JOB: Leave out the pictures and copy each record below exactly.

Data items:
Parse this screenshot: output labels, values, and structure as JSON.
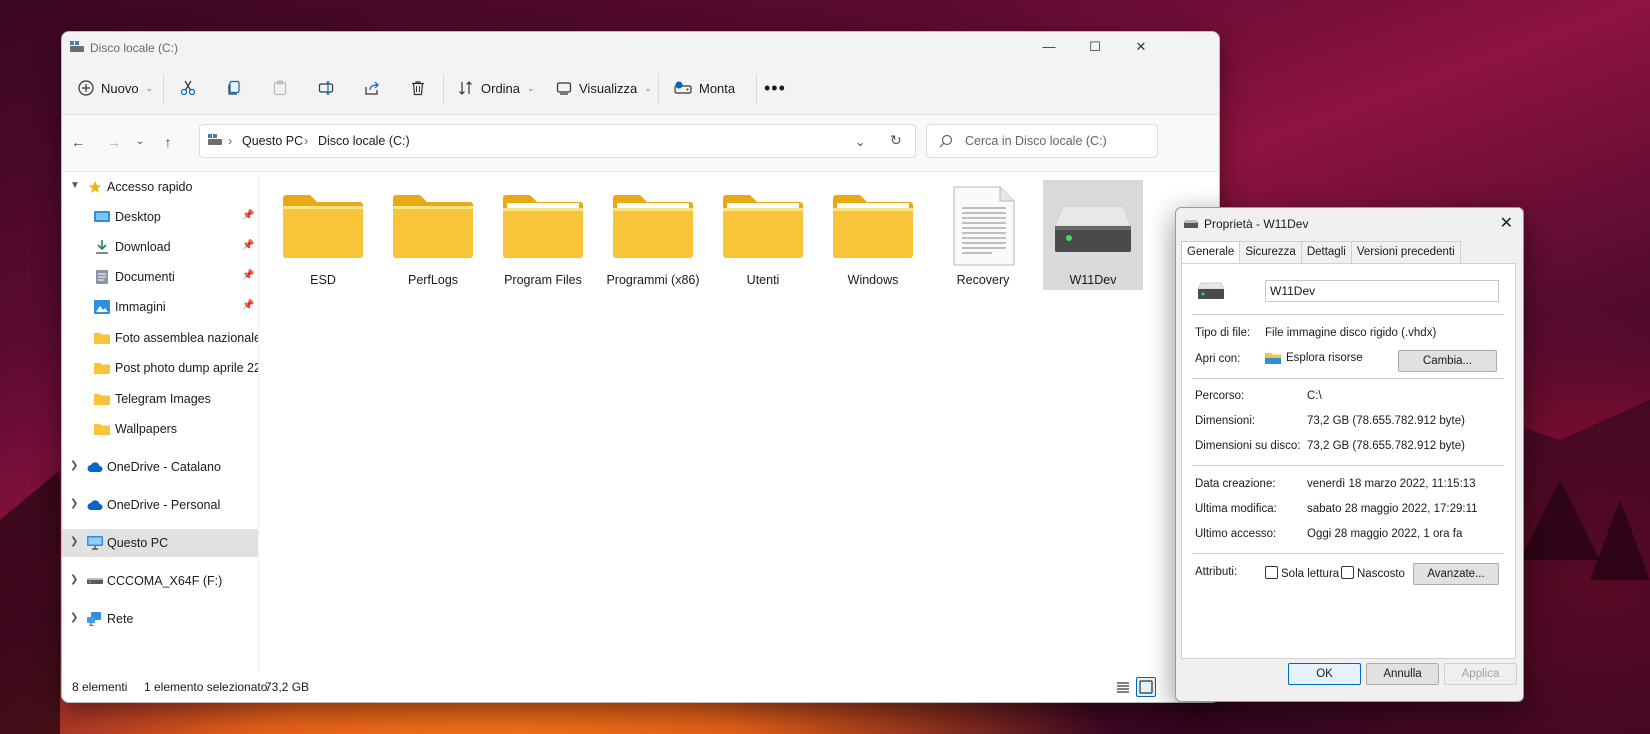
{
  "explorer": {
    "title": "Disco locale (C:)",
    "toolbar": {
      "new_label": "Nuovo",
      "sort_label": "Ordina",
      "view_label": "Visualizza",
      "mount_label": "Monta"
    },
    "breadcrumb": [
      "Questo PC",
      "Disco locale (C:)"
    ],
    "search_placeholder": "Cerca in Disco locale (C:)",
    "sidebar": {
      "quick_access": "Accesso rapido",
      "quick_items": [
        {
          "label": "Desktop",
          "pinned": true
        },
        {
          "label": "Download",
          "pinned": true
        },
        {
          "label": "Documenti",
          "pinned": true
        },
        {
          "label": "Immagini",
          "pinned": true
        },
        {
          "label": "Foto assemblea nazionale di",
          "pinned": false
        },
        {
          "label": "Post photo dump aprile 22",
          "pinned": false
        },
        {
          "label": "Telegram Images",
          "pinned": false
        },
        {
          "label": "Wallpapers",
          "pinned": false
        }
      ],
      "locations": [
        {
          "label": "OneDrive - Catalano",
          "icon": "cloud-icon"
        },
        {
          "label": "OneDrive - Personal",
          "icon": "cloud-icon"
        },
        {
          "label": "Questo PC",
          "icon": "pc-icon",
          "selected": true
        },
        {
          "label": "CCCOMA_X64F (F:)",
          "icon": "drive-icon"
        },
        {
          "label": "Rete",
          "icon": "network-icon"
        }
      ]
    },
    "items": [
      {
        "name": "ESD",
        "type": "folder"
      },
      {
        "name": "PerfLogs",
        "type": "folder"
      },
      {
        "name": "Program Files",
        "type": "folder"
      },
      {
        "name": "Programmi (x86)",
        "type": "folder"
      },
      {
        "name": "Utenti",
        "type": "folder"
      },
      {
        "name": "Windows",
        "type": "folder"
      },
      {
        "name": "Recovery",
        "type": "file"
      },
      {
        "name": "W11Dev",
        "type": "vhdx",
        "selected": true
      }
    ],
    "status": {
      "count": "8 elementi",
      "selected": "1 elemento selezionato",
      "size": "73,2 GB"
    }
  },
  "properties": {
    "title": "Proprietà - W11Dev",
    "tabs": [
      "Generale",
      "Sicurezza",
      "Dettagli",
      "Versioni precedenti"
    ],
    "active_tab": "Generale",
    "name_value": "W11Dev",
    "rows": {
      "file_type_label": "Tipo di file:",
      "file_type_value": "File immagine disco rigido (.vhdx)",
      "open_with_label": "Apri con:",
      "open_with_value": "Esplora risorse",
      "change_button": "Cambia...",
      "path_label": "Percorso:",
      "path_value": "C:\\",
      "size_label": "Dimensioni:",
      "size_value": "73,2 GB (78.655.782.912 byte)",
      "disk_size_label": "Dimensioni su disco:",
      "disk_size_value": "73,2 GB (78.655.782.912 byte)",
      "created_label": "Data creazione:",
      "created_value": "venerdì 18 marzo 2022, 11:15:13",
      "modified_label": "Ultima modifica:",
      "modified_value": "sabato 28 maggio 2022, 17:29:11",
      "accessed_label": "Ultimo accesso:",
      "accessed_value": "Oggi 28 maggio 2022, 1 ora fa",
      "attributes_label": "Attributi:",
      "readonly_label": "Sola lettura",
      "hidden_label": "Nascosto",
      "advanced_button": "Avanzate..."
    },
    "buttons": {
      "ok": "OK",
      "cancel": "Annulla",
      "apply": "Applica"
    }
  },
  "colors": {
    "folder_yellow": "#f8c53a",
    "accent": "#0067c0",
    "selection": "#d9d9d9"
  }
}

ANSWER:
Parse this screenshot: output labels, values, and structure as JSON.
{
  "explorer": {
    "title": "Disco locale (C:)",
    "toolbar": {
      "new_label": "Nuovo",
      "sort_label": "Ordina",
      "view_label": "Visualizza",
      "mount_label": "Monta"
    },
    "breadcrumb": [
      "Questo PC",
      "Disco locale (C:)"
    ],
    "search_placeholder": "Cerca in Disco locale (C:)",
    "sidebar": {
      "quick_access": "Accesso rapido",
      "quick_items": [
        {
          "label": "Desktop",
          "pinned": true
        },
        {
          "label": "Download",
          "pinned": true
        },
        {
          "label": "Documenti",
          "pinned": true
        },
        {
          "label": "Immagini",
          "pinned": true
        },
        {
          "label": "Foto assemblea nazionale di",
          "pinned": false
        },
        {
          "label": "Post photo dump aprile 22",
          "pinned": false
        },
        {
          "label": "Telegram Images",
          "pinned": false
        },
        {
          "label": "Wallpapers",
          "pinned": false
        }
      ],
      "locations": [
        {
          "label": "OneDrive - Catalano",
          "icon": "cloud-icon"
        },
        {
          "label": "OneDrive - Personal",
          "icon": "cloud-icon"
        },
        {
          "label": "Questo PC",
          "icon": "pc-icon",
          "selected": true
        },
        {
          "label": "CCCOMA_X64F (F:)",
          "icon": "drive-icon"
        },
        {
          "label": "Rete",
          "icon": "network-icon"
        }
      ]
    },
    "items": [
      {
        "name": "ESD",
        "type": "folder"
      },
      {
        "name": "PerfLogs",
        "type": "folder"
      },
      {
        "name": "Program Files",
        "type": "folder"
      },
      {
        "name": "Programmi (x86)",
        "type": "folder"
      },
      {
        "name": "Utenti",
        "type": "folder"
      },
      {
        "name": "Windows",
        "type": "folder"
      },
      {
        "name": "Recovery",
        "type": "file"
      },
      {
        "name": "W11Dev",
        "type": "vhdx",
        "selected": true
      }
    ],
    "status": {
      "count": "8 elementi",
      "selected": "1 elemento selezionato",
      "size": "73,2 GB"
    }
  },
  "properties": {
    "title": "Proprietà - W11Dev",
    "tabs": [
      "Generale",
      "Sicurezza",
      "Dettagli",
      "Versioni precedenti"
    ],
    "active_tab": "Generale",
    "name_value": "W11Dev",
    "rows": {
      "file_type_label": "Tipo di file:",
      "file_type_value": "File immagine disco rigido (.vhdx)",
      "open_with_label": "Apri con:",
      "open_with_value": "Esplora risorse",
      "change_button": "Cambia...",
      "path_label": "Percorso:",
      "path_value": "C:\\",
      "size_label": "Dimensioni:",
      "size_value": "73,2 GB (78.655.782.912 byte)",
      "disk_size_label": "Dimensioni su disco:",
      "disk_size_value": "73,2 GB (78.655.782.912 byte)",
      "created_label": "Data creazione:",
      "created_value": "venerdì 18 marzo 2022, 11:15:13",
      "modified_label": "Ultima modifica:",
      "modified_value": "sabato 28 maggio 2022, 17:29:11",
      "accessed_label": "Ultimo accesso:",
      "accessed_value": "Oggi 28 maggio 2022, 1 ora fa",
      "attributes_label": "Attributi:",
      "readonly_label": "Sola lettura",
      "hidden_label": "Nascosto",
      "advanced_button": "Avanzate..."
    },
    "buttons": {
      "ok": "OK",
      "cancel": "Annulla",
      "apply": "Applica"
    }
  },
  "colors": {
    "folder_yellow": "#f8c53a",
    "accent": "#0067c0",
    "selection": "#d9d9d9"
  }
}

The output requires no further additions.